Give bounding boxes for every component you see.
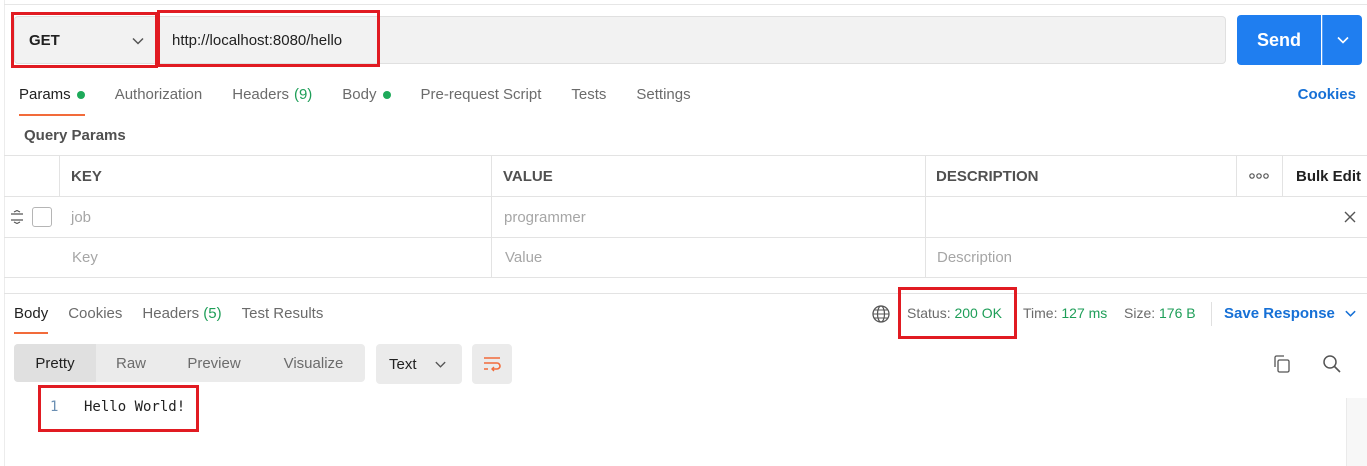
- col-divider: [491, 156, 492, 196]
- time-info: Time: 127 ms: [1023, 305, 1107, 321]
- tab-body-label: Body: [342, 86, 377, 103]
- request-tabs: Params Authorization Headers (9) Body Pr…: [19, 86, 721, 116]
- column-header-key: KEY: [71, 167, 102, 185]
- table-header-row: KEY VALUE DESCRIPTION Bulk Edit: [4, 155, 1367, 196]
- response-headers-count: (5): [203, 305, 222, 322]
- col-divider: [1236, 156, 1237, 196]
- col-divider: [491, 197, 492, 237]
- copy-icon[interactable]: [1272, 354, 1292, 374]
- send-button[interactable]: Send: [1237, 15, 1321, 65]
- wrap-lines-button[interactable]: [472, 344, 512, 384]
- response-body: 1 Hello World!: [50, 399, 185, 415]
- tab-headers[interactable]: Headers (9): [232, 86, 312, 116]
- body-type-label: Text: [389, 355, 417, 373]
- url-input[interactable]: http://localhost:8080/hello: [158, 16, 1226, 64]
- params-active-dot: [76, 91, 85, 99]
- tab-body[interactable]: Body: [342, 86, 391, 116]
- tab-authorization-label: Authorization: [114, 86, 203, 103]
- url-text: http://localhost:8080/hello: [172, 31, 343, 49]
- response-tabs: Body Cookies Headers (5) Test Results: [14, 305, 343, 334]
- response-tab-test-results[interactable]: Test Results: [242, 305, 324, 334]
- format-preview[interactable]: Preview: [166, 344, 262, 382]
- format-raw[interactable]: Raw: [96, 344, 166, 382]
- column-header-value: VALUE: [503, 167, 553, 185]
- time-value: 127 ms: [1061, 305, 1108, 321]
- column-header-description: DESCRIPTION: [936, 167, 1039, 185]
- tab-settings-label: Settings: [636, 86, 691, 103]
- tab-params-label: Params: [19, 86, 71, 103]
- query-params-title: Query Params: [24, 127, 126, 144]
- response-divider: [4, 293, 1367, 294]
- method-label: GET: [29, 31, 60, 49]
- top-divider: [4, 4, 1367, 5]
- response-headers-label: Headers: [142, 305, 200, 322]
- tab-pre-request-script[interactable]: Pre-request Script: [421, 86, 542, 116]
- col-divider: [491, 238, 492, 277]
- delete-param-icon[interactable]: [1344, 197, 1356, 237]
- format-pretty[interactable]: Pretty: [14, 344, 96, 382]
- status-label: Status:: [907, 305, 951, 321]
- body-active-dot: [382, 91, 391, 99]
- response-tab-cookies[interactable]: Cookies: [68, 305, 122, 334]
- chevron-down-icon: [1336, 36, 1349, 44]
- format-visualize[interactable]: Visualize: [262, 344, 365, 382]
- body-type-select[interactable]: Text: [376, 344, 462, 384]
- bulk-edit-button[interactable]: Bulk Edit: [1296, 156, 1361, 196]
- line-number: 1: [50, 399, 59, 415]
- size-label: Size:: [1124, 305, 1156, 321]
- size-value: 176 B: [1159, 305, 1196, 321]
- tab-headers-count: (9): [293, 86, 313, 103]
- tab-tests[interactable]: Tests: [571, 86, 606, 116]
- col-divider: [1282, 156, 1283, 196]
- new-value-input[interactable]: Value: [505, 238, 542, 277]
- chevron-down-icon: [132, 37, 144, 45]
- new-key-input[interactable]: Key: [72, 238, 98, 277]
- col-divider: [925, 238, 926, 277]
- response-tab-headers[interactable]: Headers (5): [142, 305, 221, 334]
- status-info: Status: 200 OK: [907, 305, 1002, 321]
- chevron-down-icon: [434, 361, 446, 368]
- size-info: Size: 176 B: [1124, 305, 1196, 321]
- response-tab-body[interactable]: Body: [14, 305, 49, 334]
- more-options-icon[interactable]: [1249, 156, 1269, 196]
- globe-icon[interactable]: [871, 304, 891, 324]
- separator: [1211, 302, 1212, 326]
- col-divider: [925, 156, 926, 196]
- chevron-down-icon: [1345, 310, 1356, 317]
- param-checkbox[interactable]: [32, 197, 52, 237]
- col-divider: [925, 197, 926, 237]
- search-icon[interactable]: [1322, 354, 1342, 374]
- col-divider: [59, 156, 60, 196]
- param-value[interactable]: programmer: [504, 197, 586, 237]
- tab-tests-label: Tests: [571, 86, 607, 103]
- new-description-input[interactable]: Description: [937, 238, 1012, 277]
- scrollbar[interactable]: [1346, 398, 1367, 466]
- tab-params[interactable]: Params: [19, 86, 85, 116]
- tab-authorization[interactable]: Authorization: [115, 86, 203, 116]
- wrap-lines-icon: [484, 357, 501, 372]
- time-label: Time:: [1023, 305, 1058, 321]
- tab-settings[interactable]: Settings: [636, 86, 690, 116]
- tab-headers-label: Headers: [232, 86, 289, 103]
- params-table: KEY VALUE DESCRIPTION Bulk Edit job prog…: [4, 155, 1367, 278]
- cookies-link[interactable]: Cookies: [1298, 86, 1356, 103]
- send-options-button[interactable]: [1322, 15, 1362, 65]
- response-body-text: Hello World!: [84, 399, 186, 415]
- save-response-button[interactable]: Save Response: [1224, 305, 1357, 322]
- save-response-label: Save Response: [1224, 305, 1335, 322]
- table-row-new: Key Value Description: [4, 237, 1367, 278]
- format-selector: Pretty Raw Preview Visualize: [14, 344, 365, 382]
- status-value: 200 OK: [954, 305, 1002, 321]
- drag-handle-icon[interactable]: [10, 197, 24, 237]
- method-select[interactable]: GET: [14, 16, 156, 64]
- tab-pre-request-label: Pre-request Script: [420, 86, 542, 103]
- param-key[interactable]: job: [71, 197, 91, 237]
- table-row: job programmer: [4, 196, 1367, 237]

▬▬▬

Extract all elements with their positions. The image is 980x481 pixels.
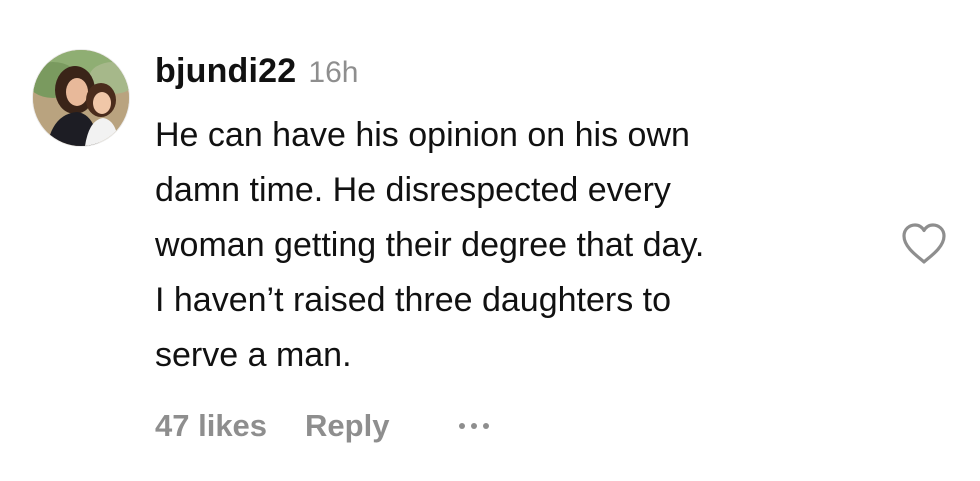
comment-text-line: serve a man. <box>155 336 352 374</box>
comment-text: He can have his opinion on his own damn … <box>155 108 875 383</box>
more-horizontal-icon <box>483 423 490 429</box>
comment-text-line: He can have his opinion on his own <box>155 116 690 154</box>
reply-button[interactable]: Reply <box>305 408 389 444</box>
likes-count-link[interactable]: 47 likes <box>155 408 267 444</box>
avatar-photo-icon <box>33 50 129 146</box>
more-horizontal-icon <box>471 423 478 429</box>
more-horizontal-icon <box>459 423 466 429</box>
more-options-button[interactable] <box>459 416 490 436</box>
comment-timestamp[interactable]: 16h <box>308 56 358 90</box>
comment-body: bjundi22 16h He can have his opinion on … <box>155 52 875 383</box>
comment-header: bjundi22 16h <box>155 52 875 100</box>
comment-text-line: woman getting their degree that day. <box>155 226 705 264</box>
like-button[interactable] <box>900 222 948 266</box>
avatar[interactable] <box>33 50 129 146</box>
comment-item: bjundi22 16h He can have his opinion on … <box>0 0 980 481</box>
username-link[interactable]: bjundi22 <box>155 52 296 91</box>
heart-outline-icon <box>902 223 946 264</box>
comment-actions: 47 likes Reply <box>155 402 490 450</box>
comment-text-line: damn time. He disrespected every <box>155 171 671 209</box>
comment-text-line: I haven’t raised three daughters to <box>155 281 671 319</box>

▬▬▬

The problem:
Find every line of the records that contains the string "Bulk", matching case exactly, and copy each of those lines.

Result below:
- table-header-row: KEY VALUE DESCRIPTION Bulk Edit: [4, 155, 1367, 196]
- bulk-edit-button[interactable]: Bulk Edit: [1296, 156, 1361, 196]
- params-table: KEY VALUE DESCRIPTION Bulk Edit job prog…: [4, 155, 1367, 278]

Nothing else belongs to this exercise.